**TEXTAUSZUG**:
>>>>>

Markierungen und Kommentare sind allgegen­wärtig. Bewegen wir uns durch Städte, durch Shopping Malls oder durch private Wohnungen, treffen wir überall auf Kennzeichnungen, Hin­weise und Querverweise. Werbeschriften und Logos zeigen nicht nur an, wo welches Geschäft ansässig ist und wo wir etwas bestimmtes erhal­ten können, sie vermitteln uns zur gleichen Zeit Zustände einer vorhandenen Aufteilung des öffentlichen Raumes.

Im Frühjahr 2009 nahm Stefan Mauck an der Ausstellung »neulicht am see«, kuratiert von Olav Raschke und Marcus Hutter am Ufer des Masch­sees in Hannover teil. Sein Beitrag »Von des schimmernden Sees Traubengestaden her« sah vor, das Maschseeufer, welches durch eine städti­sche Richtlinie grundsätzlich »von Werbung frei zu halten sei« mit einer Kette von Leuchtrekla­men verschiedener Unternehmen zu versehen. Während der Ausstellung provozierten einige Teile der Arbeit eine Vielzahl verbaler Kommen­tare, zwei Teile der Arbeit erfuhren Kommentare in Form von markanten Übermalungen:

€ MAUCK
Bereits nach kurzer Zeit gab es an dem großen, aufwendig hergestellten VW Logo die erste Um­wertung: Durch blaues Übersprühen des W und senkrechtes Fortführen des V mit weißer Farbe ergab sich tagsüber ein Y in weißem Kreis, ein Peace Zeichen. Gegen Ende der Ausstellung erfuhr das Logo eine weitere Veränderung: Mittels Abklebungen und deckend schwarzer Sprühfarbe bearbeiteten Unbekannte das Logo so, dass nun ein großes €-Zeichen sowie die Buchstaben MAUCK als Leuchtschrift zusehen waren. Die Akteure hatten den Künstlernamen recherchiert und ihren Kommentar zum Teil der künstlerischen Arbeit werden lassen. In der Ausstellung tritt diese Kommunikation in Form eines Leuchtkastens auf.

<<<<<

**GELIEFERTE DATEN**:

>>>>>

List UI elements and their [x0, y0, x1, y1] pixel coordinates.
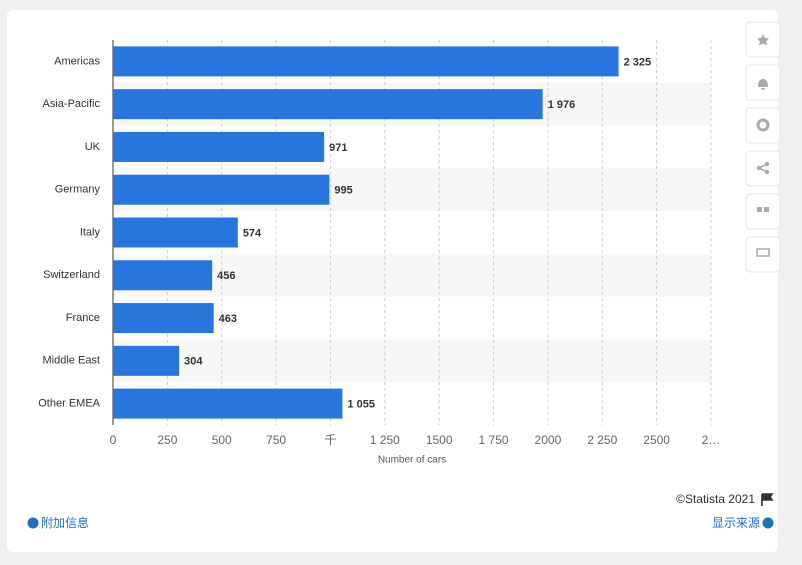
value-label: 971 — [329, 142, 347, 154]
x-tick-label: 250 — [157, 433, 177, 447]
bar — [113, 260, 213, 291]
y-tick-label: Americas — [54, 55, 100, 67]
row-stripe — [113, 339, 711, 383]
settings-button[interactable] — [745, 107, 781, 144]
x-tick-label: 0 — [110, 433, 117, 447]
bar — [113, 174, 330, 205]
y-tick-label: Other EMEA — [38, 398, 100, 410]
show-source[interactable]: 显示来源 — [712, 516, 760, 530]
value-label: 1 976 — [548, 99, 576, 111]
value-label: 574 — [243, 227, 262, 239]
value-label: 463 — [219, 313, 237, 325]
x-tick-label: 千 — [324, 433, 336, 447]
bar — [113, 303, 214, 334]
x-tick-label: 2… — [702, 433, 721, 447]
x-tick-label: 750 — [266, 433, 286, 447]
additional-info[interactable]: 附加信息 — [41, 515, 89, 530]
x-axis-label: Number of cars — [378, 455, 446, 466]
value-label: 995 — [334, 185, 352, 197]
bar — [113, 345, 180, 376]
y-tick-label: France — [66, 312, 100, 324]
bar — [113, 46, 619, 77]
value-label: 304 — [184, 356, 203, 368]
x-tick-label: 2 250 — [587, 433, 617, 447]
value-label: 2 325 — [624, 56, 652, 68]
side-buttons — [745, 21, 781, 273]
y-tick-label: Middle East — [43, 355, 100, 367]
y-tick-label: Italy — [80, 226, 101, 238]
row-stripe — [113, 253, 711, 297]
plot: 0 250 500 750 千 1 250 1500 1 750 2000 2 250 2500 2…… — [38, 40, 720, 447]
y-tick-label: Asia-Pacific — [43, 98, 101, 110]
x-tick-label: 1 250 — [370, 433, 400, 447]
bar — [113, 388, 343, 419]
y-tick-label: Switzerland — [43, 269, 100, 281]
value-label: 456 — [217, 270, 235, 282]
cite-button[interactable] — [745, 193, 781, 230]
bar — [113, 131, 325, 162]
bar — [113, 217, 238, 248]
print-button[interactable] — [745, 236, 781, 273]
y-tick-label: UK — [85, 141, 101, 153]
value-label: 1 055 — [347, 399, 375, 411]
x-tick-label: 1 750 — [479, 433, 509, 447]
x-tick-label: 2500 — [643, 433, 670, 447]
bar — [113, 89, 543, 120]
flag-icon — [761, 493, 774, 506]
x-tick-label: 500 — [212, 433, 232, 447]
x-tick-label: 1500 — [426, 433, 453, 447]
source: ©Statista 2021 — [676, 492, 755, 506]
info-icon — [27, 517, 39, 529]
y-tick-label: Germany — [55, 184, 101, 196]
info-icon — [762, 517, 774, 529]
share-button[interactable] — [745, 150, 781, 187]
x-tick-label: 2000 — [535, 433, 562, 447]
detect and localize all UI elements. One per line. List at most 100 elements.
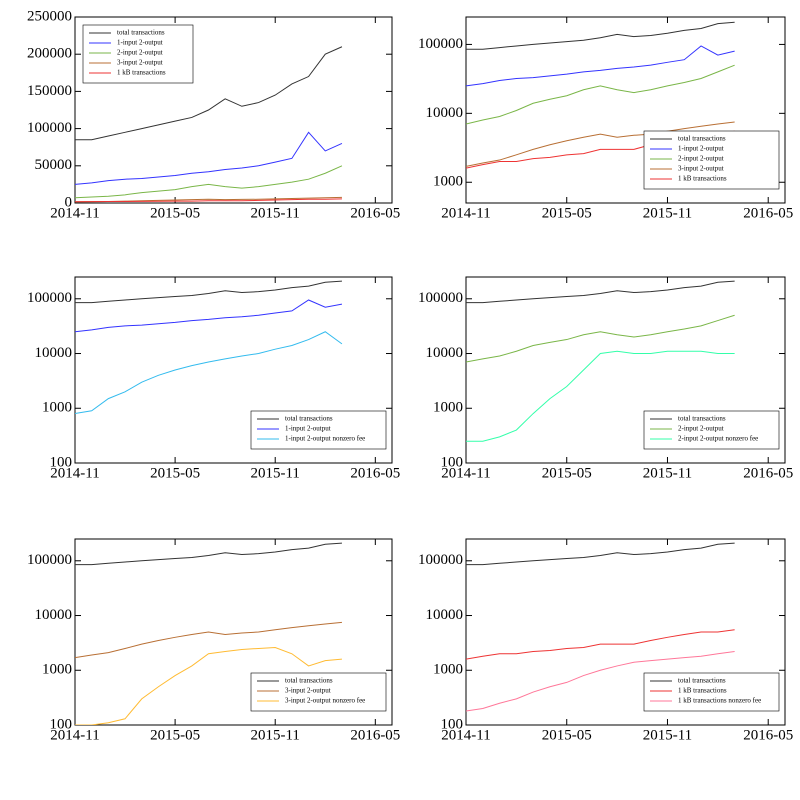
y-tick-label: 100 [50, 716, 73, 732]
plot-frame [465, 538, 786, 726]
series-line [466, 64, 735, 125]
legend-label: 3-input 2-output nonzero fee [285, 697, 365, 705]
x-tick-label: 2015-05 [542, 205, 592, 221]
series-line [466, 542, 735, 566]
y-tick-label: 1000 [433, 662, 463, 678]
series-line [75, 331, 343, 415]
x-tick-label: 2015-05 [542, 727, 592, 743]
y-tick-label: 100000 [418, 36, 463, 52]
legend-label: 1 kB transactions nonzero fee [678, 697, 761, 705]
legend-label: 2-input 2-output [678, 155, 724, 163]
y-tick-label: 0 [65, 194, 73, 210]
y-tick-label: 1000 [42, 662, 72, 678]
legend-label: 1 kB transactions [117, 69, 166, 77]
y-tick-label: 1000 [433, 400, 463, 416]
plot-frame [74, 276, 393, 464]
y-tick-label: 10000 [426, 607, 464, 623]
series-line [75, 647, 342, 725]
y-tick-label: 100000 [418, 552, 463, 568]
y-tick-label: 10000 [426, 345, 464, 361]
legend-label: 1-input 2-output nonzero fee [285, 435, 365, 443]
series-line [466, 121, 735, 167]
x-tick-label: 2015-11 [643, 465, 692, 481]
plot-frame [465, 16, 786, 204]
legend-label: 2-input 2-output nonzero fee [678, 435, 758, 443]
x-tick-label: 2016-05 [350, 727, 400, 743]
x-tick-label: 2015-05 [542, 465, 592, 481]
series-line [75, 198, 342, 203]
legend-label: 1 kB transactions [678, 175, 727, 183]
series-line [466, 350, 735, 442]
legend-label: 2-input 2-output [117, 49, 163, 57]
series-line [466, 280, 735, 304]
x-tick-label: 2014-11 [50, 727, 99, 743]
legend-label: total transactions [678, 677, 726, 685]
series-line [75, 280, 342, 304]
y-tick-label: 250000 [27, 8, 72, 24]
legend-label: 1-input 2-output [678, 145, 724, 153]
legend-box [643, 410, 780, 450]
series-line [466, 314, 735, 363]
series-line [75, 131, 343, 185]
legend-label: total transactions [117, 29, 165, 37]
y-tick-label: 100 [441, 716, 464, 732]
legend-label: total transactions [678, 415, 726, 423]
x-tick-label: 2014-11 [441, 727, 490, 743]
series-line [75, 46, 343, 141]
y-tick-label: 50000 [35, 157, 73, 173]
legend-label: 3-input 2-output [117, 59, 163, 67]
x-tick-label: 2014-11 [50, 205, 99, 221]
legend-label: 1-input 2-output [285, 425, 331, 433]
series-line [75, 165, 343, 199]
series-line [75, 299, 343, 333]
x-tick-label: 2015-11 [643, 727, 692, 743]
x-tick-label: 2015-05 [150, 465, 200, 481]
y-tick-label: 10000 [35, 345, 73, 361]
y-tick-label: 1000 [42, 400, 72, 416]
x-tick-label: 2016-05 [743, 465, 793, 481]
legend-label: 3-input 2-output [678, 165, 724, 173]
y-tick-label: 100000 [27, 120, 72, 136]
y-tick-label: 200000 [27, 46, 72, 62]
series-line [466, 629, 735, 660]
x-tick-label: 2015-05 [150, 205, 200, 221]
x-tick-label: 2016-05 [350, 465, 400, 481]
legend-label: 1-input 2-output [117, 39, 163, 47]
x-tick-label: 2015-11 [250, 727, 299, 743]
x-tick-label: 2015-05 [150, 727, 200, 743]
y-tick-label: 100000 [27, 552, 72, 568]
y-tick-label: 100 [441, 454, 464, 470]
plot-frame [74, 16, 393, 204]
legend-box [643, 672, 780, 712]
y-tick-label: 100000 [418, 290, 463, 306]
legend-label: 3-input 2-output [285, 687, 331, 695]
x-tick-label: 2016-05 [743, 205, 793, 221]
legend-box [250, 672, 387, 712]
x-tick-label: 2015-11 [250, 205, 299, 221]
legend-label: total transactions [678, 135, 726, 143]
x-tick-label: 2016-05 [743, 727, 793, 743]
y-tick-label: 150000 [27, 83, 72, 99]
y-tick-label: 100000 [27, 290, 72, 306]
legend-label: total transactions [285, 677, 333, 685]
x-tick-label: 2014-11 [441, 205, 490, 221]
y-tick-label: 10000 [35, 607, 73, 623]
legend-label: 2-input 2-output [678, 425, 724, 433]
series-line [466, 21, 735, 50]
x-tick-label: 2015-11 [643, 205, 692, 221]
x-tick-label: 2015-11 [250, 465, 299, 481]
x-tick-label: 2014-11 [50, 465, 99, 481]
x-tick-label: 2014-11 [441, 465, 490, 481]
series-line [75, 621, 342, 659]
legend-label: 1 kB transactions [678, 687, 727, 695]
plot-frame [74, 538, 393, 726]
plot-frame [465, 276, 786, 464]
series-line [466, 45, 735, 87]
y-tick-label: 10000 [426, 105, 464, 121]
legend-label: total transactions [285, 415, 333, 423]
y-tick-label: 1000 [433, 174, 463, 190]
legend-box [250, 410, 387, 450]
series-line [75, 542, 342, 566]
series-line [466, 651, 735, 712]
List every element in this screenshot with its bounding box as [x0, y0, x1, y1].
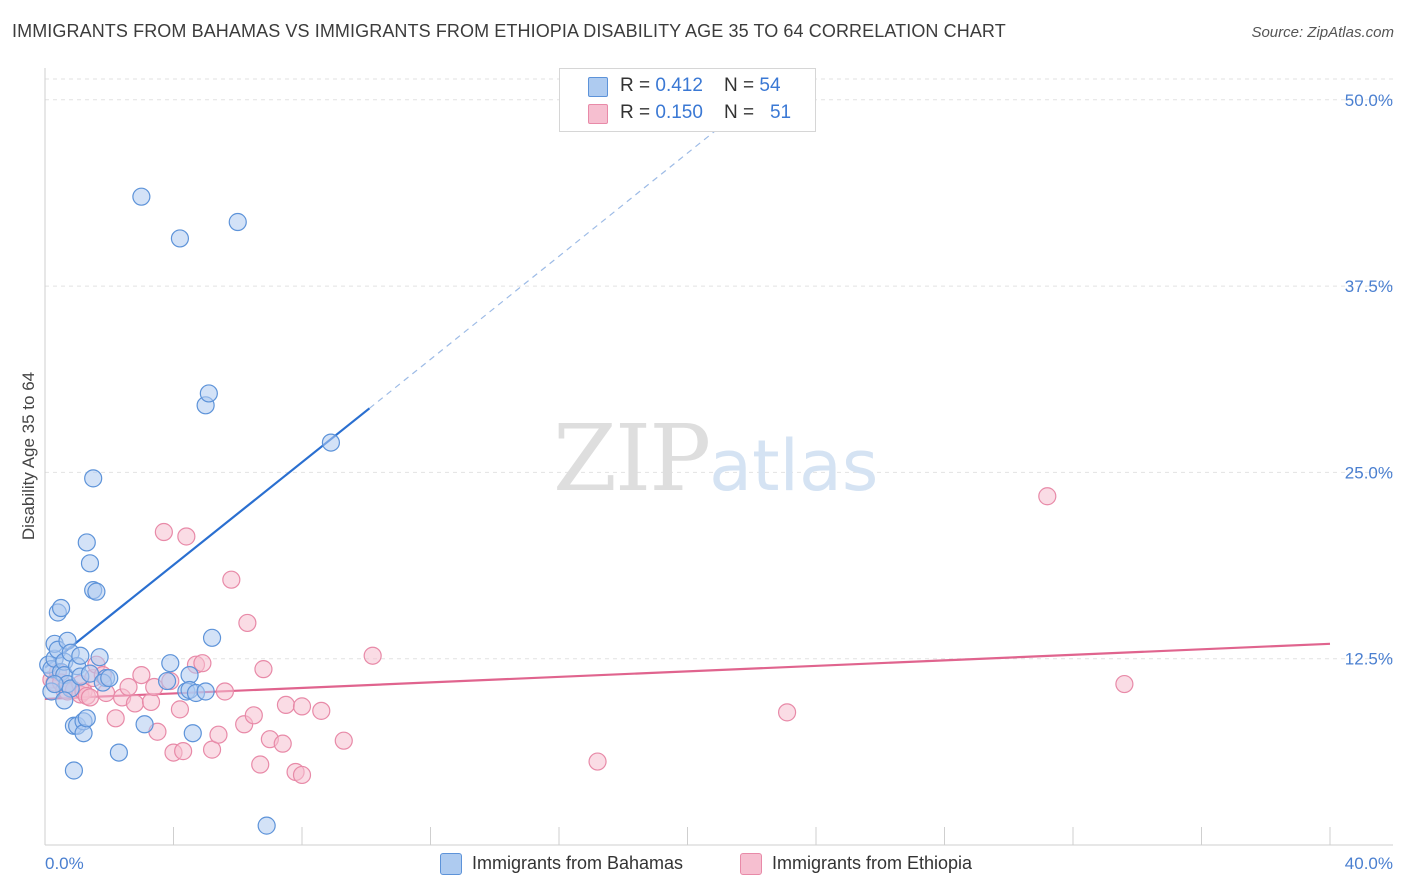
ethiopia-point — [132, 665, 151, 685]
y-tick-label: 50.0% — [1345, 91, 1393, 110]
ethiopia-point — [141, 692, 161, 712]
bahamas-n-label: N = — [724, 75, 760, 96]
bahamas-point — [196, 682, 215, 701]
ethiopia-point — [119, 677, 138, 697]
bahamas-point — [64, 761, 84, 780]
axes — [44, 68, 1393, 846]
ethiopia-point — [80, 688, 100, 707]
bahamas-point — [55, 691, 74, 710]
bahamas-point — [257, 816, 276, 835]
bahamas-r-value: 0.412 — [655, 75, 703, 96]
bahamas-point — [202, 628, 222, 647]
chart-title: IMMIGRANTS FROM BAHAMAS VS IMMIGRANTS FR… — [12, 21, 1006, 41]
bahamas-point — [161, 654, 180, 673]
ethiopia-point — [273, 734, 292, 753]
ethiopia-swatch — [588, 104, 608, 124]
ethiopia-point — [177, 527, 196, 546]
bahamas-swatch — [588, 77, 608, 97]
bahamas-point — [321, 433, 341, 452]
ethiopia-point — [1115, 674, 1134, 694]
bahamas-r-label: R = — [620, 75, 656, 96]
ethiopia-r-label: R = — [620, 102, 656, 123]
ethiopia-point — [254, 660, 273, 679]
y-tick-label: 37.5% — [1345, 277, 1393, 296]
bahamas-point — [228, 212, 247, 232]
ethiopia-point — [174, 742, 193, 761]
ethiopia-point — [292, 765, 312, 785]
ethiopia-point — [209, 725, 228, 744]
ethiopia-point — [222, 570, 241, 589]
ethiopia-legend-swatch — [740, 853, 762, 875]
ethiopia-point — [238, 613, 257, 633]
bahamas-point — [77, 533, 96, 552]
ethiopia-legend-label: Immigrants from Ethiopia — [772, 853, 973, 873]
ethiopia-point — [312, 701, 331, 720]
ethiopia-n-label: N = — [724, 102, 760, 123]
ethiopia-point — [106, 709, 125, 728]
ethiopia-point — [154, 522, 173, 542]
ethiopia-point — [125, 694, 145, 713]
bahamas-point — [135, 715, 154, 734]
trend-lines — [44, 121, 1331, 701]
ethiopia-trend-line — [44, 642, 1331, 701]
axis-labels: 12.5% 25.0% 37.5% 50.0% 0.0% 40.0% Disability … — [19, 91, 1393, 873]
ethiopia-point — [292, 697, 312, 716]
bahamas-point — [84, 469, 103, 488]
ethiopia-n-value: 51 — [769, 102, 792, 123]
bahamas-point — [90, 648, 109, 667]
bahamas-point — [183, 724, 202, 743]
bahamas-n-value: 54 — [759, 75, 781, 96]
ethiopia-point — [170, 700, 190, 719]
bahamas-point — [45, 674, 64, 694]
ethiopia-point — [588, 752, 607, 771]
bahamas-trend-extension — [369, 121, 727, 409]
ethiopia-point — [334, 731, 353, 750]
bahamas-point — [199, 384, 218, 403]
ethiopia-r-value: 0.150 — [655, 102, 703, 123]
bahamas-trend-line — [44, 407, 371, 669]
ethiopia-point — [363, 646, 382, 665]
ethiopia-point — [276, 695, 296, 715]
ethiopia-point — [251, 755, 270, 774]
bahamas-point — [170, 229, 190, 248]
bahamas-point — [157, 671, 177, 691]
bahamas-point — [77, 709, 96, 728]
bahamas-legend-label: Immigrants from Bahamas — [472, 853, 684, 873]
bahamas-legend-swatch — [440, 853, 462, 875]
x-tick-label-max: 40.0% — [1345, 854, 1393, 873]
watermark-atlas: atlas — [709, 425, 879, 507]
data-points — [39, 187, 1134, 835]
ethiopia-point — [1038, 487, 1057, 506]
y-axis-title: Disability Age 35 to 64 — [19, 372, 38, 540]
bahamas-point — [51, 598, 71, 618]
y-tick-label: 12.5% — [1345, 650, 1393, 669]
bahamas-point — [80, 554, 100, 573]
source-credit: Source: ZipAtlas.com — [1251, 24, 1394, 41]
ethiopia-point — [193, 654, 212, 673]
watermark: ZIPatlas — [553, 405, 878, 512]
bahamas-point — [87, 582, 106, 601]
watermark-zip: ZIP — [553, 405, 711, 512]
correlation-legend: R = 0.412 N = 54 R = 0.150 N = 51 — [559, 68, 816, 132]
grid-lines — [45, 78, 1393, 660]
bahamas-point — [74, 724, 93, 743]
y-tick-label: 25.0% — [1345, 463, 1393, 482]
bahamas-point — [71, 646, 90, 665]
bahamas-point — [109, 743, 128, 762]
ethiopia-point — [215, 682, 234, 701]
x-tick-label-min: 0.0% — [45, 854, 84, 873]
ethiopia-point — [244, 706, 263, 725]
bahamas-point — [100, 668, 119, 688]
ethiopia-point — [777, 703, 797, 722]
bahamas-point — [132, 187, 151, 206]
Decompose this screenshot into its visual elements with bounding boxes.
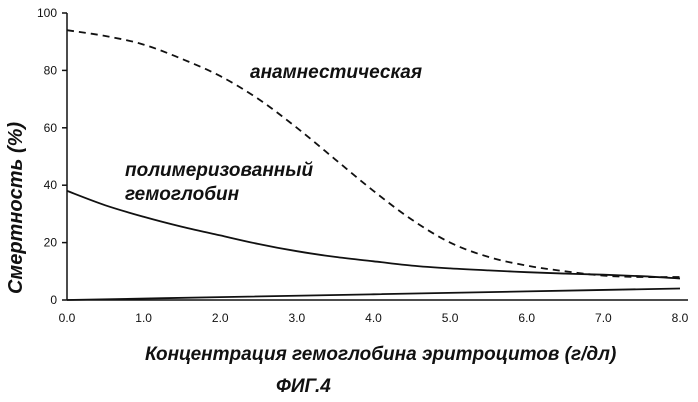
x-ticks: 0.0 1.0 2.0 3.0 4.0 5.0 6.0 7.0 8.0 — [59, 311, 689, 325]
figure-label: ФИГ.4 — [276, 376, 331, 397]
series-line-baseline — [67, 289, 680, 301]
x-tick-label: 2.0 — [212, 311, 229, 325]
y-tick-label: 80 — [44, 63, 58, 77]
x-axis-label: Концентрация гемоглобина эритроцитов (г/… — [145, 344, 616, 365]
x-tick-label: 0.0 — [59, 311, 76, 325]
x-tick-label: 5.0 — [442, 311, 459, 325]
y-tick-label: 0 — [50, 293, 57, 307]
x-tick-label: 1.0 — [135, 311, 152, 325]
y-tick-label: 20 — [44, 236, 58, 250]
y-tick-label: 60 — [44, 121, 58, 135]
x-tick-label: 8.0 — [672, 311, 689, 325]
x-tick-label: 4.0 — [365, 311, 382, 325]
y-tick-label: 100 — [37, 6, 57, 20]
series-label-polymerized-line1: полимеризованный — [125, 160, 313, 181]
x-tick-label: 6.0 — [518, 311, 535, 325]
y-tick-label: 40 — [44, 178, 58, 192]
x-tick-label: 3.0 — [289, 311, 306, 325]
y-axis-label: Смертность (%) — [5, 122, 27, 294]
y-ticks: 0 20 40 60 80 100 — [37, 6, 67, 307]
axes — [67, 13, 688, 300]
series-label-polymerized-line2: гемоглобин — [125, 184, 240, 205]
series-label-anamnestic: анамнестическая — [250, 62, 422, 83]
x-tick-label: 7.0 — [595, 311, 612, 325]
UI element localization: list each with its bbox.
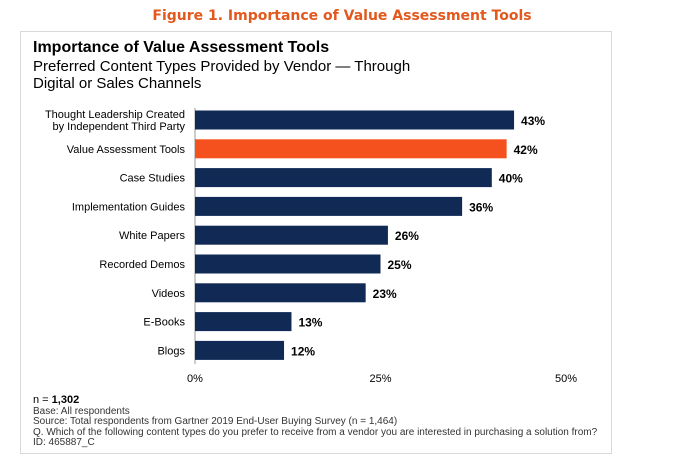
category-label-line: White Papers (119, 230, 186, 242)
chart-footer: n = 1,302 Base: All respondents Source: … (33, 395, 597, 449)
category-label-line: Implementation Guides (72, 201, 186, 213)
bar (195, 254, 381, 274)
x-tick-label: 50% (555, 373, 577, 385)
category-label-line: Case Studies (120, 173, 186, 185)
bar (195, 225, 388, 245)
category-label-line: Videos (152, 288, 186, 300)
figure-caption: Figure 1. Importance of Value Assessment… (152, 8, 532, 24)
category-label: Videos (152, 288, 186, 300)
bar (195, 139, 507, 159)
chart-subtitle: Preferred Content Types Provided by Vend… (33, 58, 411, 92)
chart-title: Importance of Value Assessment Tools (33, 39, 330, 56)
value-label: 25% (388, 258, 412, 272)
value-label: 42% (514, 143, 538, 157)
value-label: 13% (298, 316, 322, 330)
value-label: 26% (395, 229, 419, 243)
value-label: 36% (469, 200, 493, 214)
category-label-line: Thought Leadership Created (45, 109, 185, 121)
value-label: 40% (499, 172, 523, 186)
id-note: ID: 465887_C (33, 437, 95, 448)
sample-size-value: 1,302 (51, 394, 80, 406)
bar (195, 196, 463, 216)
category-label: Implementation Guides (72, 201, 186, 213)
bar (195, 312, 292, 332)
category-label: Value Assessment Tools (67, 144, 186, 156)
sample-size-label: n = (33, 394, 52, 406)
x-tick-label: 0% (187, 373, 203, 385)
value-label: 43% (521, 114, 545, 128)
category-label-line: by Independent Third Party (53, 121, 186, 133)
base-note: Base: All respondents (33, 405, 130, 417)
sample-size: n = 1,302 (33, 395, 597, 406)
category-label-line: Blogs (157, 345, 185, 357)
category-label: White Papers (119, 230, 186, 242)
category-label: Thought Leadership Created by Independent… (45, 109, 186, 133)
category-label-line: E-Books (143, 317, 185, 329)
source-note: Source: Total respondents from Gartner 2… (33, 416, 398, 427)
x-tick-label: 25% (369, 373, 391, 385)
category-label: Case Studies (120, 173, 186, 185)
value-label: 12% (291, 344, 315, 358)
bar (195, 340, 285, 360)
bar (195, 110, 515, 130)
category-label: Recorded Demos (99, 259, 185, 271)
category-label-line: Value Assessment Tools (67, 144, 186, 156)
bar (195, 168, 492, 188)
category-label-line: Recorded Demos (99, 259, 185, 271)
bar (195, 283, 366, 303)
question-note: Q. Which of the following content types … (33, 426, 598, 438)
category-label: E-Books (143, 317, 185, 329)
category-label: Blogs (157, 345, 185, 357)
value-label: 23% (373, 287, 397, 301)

<<<<<

**AUFGABEN**:
1) Wer kuratierte laut dem Textauszug die Ausstellung »neulicht am see«?
2) Überarbeiten Sie in den Zeilen unter „Gelieferte Daten“ alles von der Zeile mit „ethiopia-point — [132, 665, 151, 685]“ bis hinunter zur Zeile mit „bahamas-point — [228, 212, 247, 232]“, indem Sie „y-tick-label“ durch „y-axis-label“ ersetzen und alles Übrige unverändert lassen. Geben Sie nur diese Zeilen aus.

**LÖSUNGEN IM EINZELNEN**:
1) Olav Raschke und Marcus Hutter

2)
ethiopia-point — [132, 665, 151, 685]
y-axis-label: 50.0% — [1345, 91, 1393, 110]
ethiopia-point — [141, 692, 161, 712]
bahamas-n-label: N = — [724, 75, 760, 96]
bahamas-point — [196, 682, 215, 701]
ethiopia-point — [119, 677, 138, 697]
bahamas-point — [64, 761, 84, 780]
axes — [44, 68, 1393, 846]
ethiopia-point — [80, 688, 100, 707]
bahamas-point — [55, 691, 74, 710]
bahamas-point — [257, 816, 276, 835]
bahamas-r-value: 0.412 — [655, 75, 703, 96]
bahamas-point — [202, 628, 222, 647]
chart-title: IMMIGRANTS FROM BAHAMAS VS IMMIGRANTS FR… — [12, 21, 1006, 41]
bahamas-point — [161, 654, 180, 673]
ethiopia-point — [273, 734, 292, 753]
ethiopia-swatch — [588, 104, 608, 124]
ethiopia-point — [177, 527, 196, 546]
bahamas-swatch — [588, 77, 608, 97]
bahamas-point — [321, 433, 341, 452]
ethiopia-point — [1115, 674, 1134, 694]
bahamas-r-label: R = — [620, 75, 656, 96]
ethiopia-r-label: R = — [620, 102, 656, 123]
ethiopia-point — [254, 660, 273, 679]
y-axis-label: 37.5% — [1345, 277, 1393, 296]
bahamas-point — [228, 212, 247, 232]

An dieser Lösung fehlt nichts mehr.